-------- Given records --------

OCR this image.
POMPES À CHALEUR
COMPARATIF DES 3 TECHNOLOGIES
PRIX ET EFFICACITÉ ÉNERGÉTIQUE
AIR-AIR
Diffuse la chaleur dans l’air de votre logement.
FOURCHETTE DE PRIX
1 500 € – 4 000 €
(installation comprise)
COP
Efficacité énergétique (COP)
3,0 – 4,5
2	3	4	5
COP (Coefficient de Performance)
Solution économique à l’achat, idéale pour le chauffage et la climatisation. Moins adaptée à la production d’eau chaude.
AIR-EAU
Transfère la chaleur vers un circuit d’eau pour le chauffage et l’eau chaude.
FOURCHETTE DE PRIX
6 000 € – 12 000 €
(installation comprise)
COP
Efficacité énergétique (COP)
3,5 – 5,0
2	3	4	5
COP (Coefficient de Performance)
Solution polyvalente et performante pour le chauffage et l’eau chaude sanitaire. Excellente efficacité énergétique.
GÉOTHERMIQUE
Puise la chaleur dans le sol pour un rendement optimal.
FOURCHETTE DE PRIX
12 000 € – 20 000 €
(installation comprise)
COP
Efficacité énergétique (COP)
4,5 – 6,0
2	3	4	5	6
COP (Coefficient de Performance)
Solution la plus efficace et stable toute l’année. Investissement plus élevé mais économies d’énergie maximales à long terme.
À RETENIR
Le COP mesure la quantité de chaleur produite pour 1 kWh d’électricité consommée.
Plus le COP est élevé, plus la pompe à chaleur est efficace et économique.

--------

Given exercise
Count the lines in the records above that contain the word "chauffage", and give only that number.

Correct output
3